I’ve talked about my dad and my mom here, but not my brother. A thread today on The Usual Suspects inspired me to fill that gap.
Scot is my only sibling and is three and a half years younger than I am. He was born with a cleft lip and palate and that meant he required surgery while he was still a baby, but I don’t remember anything about those very early days. I do remember spending a lot of time playing together around the time I was starting school. We had one set that had a cloth about three feet square printed with a grid of streets and railroad tracks that we’d spend hours building a city on with the special wooden blocks (there were wooden trees and wooden cars, too). That’s the one toy from childhood that I’d love to have today, but I don’t know what became of it. After I learned how, I’d read stories to him. I remember him throwing a tantrum one day because he didn’t want me to go to school and leave him. He set his little wooden stool up in front of the front door and camped out on it to keep me from getting out. I remember him screaming as my mom told me to go out the back door instead.
Some time along the way, we started having awful battles. I suppose that’s not surprising, given that we heard and saw our parents fighting a lot. I had the advantage in language skills, so I used verbal taunts as my main weapon. He, like my dad, was more physical; his favorite attack was ripping my skin with his long sharp fingernails (scratching is too tame a word for it), and my arms still have faint white scars from his handiwork. Even during the worst of those times, though, we would bond together in situations where the two of us were outside our normal environment, like at a babysitter’s house or an extended family event— the “us against the world” effect, I suppose.

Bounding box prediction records
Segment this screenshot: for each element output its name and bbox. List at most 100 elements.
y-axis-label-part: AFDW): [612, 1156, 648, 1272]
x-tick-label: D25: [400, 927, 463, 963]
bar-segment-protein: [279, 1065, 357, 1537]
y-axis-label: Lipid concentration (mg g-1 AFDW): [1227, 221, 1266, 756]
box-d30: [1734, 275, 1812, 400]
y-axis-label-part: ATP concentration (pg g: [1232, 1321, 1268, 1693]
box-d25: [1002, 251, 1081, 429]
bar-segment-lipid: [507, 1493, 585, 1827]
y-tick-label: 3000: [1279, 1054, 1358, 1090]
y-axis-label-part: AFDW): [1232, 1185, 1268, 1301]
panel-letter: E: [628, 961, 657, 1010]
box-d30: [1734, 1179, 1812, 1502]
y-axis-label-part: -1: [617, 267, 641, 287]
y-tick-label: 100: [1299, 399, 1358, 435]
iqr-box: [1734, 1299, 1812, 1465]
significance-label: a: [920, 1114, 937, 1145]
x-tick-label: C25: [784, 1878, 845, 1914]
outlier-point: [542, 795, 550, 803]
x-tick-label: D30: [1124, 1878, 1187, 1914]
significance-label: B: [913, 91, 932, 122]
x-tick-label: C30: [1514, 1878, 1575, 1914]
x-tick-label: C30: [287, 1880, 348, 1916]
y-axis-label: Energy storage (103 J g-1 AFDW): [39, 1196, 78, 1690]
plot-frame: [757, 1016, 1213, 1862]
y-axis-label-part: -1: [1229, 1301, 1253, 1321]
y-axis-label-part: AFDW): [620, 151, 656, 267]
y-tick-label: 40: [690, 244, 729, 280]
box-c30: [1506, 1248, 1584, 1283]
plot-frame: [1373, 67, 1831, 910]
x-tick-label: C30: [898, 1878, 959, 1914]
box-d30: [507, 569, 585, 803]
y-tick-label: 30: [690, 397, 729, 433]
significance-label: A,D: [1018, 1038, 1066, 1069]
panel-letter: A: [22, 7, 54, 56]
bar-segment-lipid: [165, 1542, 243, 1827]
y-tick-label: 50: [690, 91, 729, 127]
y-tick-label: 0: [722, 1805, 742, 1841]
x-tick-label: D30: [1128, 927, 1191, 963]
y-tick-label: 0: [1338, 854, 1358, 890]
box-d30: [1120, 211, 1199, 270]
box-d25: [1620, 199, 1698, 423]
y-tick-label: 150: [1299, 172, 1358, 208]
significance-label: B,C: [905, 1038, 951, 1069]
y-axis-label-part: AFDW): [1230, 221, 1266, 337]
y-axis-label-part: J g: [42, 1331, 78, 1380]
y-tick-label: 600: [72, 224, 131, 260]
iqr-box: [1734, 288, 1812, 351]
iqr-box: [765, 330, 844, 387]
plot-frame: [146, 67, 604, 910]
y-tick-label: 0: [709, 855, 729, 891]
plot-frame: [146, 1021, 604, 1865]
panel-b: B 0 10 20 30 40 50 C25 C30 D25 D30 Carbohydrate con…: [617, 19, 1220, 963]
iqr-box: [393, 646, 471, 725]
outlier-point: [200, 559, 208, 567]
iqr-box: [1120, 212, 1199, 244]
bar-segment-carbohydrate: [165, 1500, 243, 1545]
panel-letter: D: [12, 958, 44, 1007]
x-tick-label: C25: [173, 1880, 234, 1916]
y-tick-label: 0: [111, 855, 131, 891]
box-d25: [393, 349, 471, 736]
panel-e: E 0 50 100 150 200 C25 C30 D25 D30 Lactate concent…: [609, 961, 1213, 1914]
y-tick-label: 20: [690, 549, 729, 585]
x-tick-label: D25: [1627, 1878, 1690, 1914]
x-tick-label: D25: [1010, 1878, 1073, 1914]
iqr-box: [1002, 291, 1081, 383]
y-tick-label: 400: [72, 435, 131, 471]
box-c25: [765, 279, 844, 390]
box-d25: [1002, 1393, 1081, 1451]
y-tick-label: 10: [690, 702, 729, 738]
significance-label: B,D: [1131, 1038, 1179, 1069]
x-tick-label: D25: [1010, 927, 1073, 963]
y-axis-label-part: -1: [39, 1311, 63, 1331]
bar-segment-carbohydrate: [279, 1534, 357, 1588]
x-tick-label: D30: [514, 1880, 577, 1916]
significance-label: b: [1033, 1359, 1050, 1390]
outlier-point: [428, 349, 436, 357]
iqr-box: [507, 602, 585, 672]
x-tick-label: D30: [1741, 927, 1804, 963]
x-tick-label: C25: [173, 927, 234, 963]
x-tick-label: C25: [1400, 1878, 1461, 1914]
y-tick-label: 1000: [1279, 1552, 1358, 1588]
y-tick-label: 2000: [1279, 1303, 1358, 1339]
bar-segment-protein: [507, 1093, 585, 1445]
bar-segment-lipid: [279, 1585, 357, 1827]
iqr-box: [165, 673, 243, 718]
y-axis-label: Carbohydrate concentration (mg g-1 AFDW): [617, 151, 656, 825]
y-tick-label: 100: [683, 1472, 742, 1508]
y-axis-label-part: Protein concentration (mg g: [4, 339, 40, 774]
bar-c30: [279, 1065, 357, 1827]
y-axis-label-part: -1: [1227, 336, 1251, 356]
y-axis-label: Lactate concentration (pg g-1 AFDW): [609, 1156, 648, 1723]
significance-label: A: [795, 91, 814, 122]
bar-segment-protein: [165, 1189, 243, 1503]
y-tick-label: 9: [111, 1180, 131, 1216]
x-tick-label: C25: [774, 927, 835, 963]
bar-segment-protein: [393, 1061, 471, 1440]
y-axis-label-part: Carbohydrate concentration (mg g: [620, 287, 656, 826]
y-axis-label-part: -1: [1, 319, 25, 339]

**TO DO**
a) In the piece about Scot, what did he set up in front of the front door to keep the writer from leaving for school?
b) Please extend the piece about Scot, starting after its last sentence.

**ANSWERS TO THE PROBLEMS**
a) His little wooden stool.

b)
Our fighting tapered off quite a lot as we got a little older. It probably wasn’t coincidence that we settled down after Mom moved out of the house with us and she and Dad weren’t at each other so much. In our later growing up years, I resented all the energy and money spent by my parents on Scot’s problems. I didn’t understand why he couldn’t get his act together; I didn’t understand why he couldn’t be more like me. He probably resented having to follow my smart and well-behaved self through all the schools he attended.
I moved two states away to go to college and never really came back home; he pretty much stayed where he was. We rarely talk, and I’m not sure I want to, since I still don’t understand why he’s made the choices he has. (Yeah, I know, if I don’t talk to him, I’ll never have even a chance to understand.) I only see him when I go to visit Mom, and not even every time I’m there. After our dad died, I did make more of an effort to connect with him directly, but after a couple rebuffs I backed off again. He did recently ask my mom for my e-mail address, so perhaps that’s a sign that he’s ready to reach out more.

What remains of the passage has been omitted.